## Given problem:
Wherever the word "interne" turns up in a line of the entries, copy that line.

----- Input

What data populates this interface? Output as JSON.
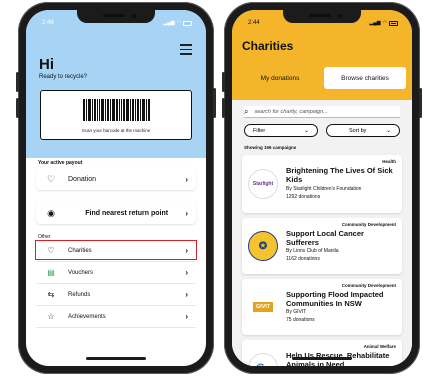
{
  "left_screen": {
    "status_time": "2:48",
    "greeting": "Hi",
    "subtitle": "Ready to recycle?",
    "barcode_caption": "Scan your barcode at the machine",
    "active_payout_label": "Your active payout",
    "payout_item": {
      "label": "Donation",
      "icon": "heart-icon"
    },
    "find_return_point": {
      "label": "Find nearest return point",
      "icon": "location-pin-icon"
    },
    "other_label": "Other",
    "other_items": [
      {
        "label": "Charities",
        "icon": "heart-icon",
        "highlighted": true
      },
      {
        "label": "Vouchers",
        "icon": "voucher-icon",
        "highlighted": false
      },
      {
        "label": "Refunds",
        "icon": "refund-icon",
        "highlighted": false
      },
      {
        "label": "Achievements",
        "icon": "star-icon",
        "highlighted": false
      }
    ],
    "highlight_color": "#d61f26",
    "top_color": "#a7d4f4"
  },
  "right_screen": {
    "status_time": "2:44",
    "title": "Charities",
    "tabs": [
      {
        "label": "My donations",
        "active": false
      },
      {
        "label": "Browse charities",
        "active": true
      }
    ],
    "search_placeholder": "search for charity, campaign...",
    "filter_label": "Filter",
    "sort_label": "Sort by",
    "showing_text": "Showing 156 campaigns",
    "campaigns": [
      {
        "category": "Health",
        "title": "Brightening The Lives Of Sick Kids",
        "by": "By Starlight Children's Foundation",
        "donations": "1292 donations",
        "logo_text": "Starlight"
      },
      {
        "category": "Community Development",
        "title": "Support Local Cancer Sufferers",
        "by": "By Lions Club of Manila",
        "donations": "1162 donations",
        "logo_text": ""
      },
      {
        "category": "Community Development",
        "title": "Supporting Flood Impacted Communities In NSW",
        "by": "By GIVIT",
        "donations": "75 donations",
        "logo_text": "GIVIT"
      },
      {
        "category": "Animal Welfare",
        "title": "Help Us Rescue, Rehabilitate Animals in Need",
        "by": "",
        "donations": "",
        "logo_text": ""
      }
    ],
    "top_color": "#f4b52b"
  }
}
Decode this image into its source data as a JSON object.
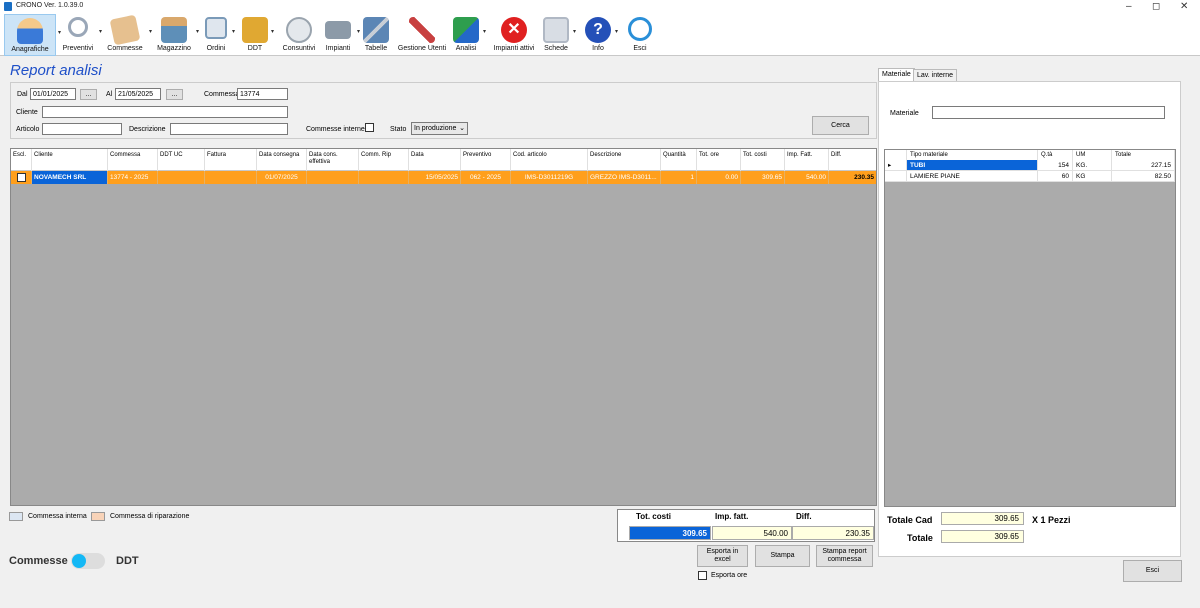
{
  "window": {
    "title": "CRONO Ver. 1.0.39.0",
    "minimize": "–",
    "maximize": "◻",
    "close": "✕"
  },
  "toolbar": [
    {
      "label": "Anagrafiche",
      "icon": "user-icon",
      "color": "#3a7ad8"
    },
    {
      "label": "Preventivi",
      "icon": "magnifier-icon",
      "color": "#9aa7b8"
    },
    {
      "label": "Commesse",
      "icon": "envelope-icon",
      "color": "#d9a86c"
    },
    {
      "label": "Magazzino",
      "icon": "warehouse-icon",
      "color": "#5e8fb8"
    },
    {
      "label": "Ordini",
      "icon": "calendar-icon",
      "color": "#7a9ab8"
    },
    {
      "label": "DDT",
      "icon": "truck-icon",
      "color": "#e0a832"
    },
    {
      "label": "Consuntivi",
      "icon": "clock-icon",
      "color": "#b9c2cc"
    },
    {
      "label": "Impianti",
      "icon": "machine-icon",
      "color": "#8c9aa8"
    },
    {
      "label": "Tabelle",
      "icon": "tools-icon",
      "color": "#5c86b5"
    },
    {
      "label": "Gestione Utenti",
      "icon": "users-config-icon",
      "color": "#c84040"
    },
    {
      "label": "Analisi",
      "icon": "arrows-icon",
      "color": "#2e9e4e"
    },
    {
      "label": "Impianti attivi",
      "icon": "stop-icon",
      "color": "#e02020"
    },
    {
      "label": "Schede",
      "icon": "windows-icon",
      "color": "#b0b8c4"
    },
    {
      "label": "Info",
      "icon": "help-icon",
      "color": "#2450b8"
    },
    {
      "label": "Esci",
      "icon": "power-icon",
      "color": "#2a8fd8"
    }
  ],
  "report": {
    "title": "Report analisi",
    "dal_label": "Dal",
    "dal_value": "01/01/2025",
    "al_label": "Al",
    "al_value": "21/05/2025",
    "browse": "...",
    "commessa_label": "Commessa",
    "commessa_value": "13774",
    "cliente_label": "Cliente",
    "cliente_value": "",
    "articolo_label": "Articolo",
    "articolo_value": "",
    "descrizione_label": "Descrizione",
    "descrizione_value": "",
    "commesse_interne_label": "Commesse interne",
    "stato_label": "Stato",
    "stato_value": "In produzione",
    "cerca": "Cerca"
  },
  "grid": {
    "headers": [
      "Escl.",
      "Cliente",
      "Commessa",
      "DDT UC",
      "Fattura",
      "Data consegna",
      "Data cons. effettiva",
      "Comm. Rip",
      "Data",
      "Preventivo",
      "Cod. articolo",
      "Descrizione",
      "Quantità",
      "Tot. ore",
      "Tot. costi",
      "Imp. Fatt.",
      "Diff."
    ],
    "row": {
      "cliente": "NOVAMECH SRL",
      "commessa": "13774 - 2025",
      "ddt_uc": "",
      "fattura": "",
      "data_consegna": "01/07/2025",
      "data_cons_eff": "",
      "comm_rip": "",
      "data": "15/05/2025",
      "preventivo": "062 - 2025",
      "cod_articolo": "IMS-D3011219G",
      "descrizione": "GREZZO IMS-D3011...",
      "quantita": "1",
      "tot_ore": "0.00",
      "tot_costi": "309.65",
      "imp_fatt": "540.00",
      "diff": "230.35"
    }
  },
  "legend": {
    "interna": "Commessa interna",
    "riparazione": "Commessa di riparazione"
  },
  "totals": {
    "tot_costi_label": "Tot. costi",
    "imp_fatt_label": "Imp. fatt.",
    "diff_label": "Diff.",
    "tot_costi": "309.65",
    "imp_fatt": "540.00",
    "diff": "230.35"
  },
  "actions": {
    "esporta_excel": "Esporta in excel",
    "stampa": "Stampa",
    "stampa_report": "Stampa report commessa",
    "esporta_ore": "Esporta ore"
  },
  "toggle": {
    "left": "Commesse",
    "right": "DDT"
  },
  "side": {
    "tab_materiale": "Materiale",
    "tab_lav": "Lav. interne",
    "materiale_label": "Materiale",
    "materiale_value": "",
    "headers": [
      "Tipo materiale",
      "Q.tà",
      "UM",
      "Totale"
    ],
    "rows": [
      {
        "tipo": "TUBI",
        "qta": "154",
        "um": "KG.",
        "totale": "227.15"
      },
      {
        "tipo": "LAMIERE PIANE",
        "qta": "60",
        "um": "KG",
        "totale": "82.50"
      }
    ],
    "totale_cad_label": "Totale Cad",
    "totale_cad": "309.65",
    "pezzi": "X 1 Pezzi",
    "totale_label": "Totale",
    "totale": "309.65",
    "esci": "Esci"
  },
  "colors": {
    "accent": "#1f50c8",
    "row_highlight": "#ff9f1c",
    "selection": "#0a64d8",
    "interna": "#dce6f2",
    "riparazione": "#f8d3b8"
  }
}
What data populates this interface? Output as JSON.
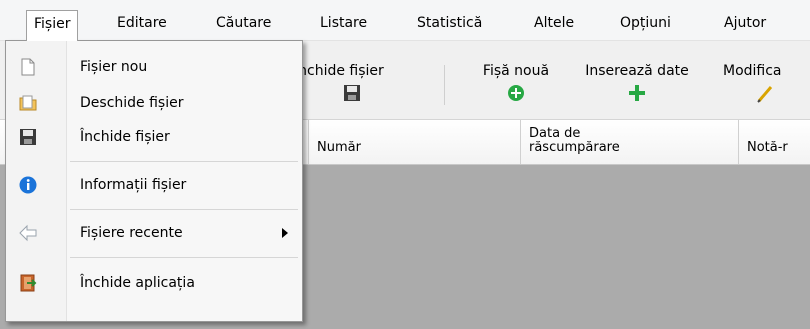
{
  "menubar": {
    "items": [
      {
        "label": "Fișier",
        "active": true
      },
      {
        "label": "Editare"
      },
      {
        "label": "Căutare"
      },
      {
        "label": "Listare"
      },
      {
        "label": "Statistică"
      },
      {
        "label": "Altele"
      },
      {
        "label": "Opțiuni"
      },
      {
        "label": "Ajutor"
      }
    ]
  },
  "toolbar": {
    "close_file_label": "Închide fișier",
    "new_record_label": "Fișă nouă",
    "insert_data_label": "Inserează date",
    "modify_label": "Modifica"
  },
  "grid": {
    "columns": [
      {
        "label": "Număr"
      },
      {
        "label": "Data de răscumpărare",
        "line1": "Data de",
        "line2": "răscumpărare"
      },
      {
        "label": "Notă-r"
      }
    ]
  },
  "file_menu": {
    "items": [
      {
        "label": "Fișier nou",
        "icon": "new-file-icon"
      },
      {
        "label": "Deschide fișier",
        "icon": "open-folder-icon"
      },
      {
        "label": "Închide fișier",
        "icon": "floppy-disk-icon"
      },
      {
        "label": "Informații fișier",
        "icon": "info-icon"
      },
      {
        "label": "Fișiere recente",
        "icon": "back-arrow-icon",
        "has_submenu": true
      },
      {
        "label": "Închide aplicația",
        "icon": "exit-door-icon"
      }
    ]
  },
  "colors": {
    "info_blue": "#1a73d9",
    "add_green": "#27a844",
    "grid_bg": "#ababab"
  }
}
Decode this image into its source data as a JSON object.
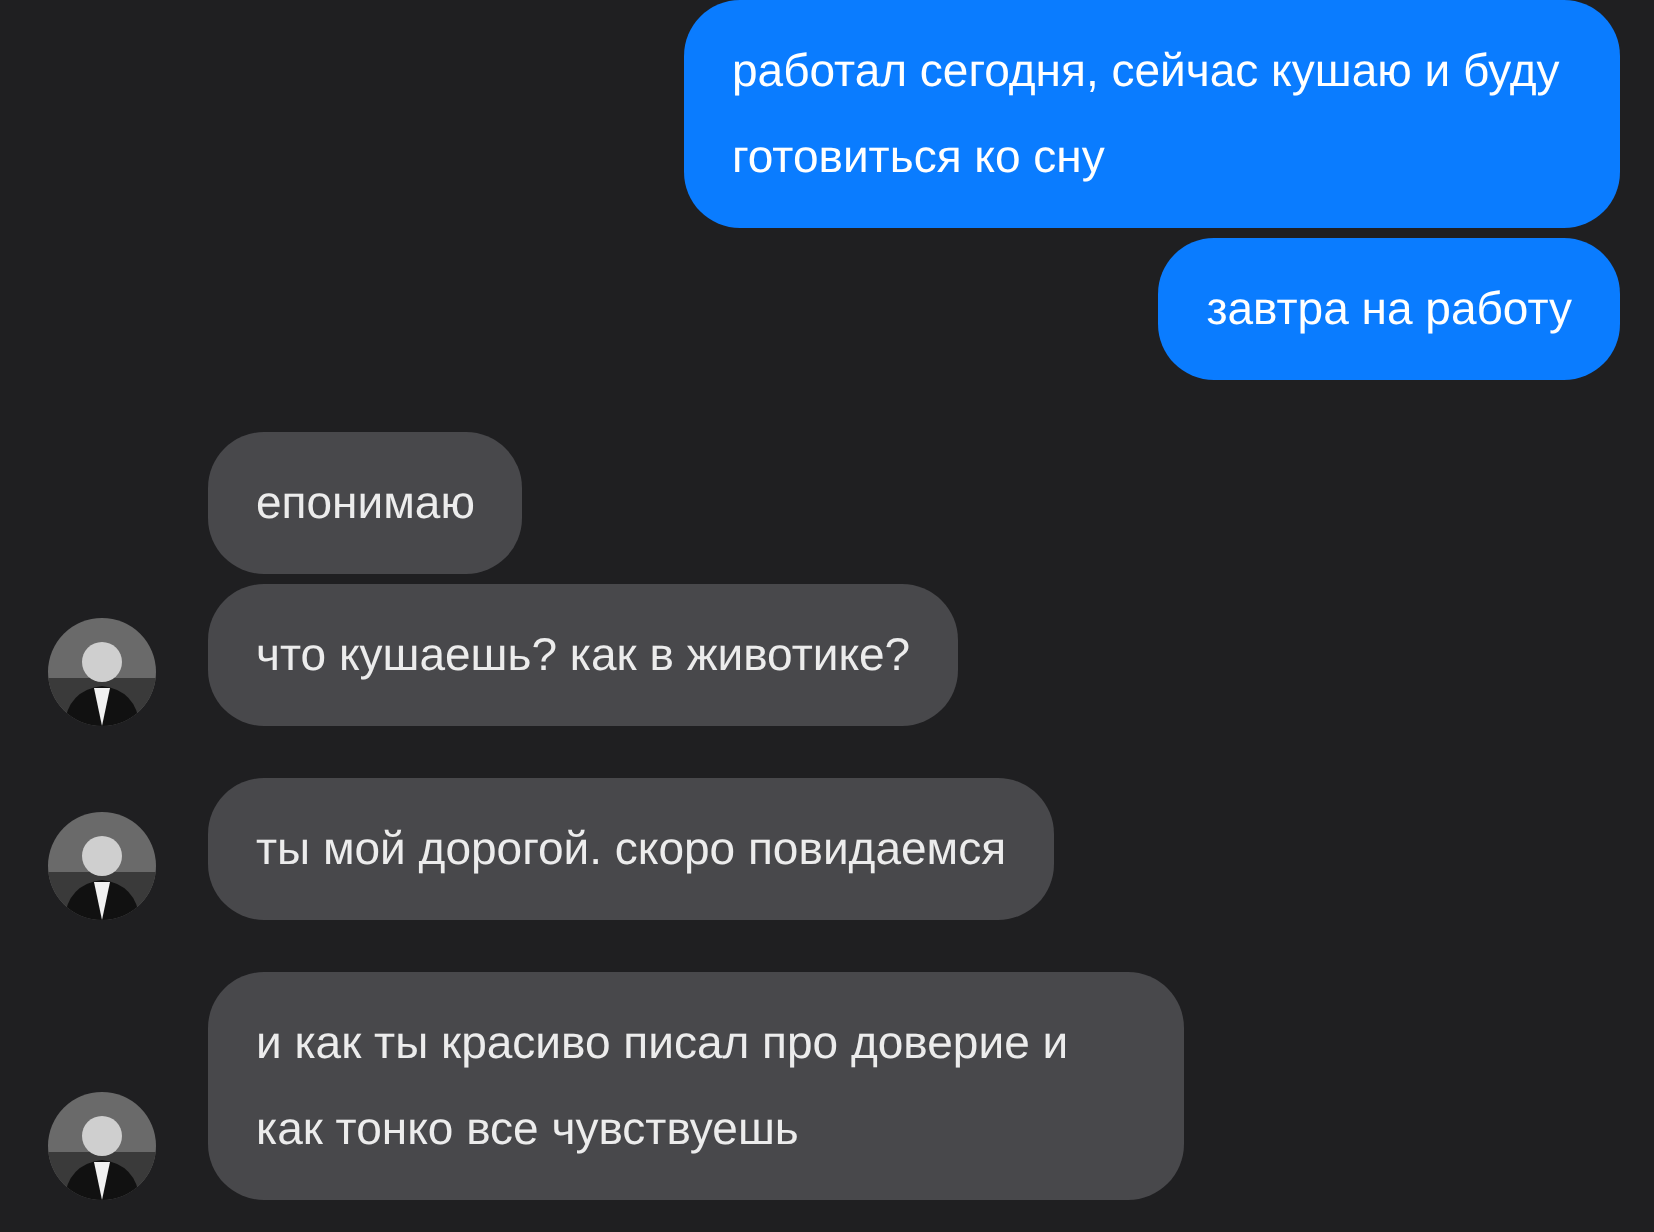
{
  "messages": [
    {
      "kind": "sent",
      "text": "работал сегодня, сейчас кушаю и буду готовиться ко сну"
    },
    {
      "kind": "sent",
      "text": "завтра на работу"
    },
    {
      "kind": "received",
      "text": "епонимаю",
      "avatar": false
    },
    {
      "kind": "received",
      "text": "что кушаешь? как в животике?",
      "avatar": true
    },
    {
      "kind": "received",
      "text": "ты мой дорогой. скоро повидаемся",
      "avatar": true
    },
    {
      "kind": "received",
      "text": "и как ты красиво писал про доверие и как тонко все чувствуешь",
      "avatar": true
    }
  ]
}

----------

## Solution to this exercise:
    "commesse_interne_label": "Commesse interne",
    "tab_lav": "Lav. interne",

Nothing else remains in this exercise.